● Set task: Every line that holds "Schedule" should be shown.

● Data entries:
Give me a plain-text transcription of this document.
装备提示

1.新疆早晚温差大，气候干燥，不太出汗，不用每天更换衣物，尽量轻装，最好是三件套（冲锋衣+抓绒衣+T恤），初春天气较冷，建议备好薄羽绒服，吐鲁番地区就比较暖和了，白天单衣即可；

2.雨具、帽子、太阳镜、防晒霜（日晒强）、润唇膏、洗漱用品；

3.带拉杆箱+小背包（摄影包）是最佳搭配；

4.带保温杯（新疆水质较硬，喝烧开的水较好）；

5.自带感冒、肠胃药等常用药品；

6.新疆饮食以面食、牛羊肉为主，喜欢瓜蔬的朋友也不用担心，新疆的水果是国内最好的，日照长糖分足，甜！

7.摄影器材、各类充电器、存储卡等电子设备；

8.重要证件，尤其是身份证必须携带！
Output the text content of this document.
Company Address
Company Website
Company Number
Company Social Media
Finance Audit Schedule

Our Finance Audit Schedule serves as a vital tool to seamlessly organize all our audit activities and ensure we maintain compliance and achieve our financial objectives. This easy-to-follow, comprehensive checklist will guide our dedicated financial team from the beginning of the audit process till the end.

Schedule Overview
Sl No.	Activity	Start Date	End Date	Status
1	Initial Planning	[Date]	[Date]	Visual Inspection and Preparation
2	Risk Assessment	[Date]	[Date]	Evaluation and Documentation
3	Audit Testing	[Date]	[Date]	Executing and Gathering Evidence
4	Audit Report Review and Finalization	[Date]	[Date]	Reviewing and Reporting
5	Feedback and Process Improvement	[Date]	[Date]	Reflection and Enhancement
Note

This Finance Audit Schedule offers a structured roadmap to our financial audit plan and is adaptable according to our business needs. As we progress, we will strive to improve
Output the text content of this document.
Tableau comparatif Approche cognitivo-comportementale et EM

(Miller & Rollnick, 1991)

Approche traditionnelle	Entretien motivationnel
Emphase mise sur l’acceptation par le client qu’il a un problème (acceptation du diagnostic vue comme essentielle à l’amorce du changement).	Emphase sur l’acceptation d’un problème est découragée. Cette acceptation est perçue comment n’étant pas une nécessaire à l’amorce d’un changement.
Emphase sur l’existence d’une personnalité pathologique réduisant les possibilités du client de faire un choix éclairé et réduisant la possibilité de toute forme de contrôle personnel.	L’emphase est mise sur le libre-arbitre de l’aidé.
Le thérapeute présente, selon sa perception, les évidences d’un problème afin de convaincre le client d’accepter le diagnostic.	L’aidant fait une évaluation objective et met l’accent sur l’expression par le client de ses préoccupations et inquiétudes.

● Complete answer:
Finance Audit Schedule
Our Finance Audit Schedule serves as a vital tool to seamlessly organize all our audit activities and ensure we maintain compliance and achieve our financial objectives. This easy-to-follow, comprehensive checklist will guide our dedicated financial team from the beginning of the audit process till the end.
Schedule Overview
This Finance Audit Schedule offers a structured roadmap to our financial audit plan and is adaptable according to our business needs. As we progress, we will strive to improve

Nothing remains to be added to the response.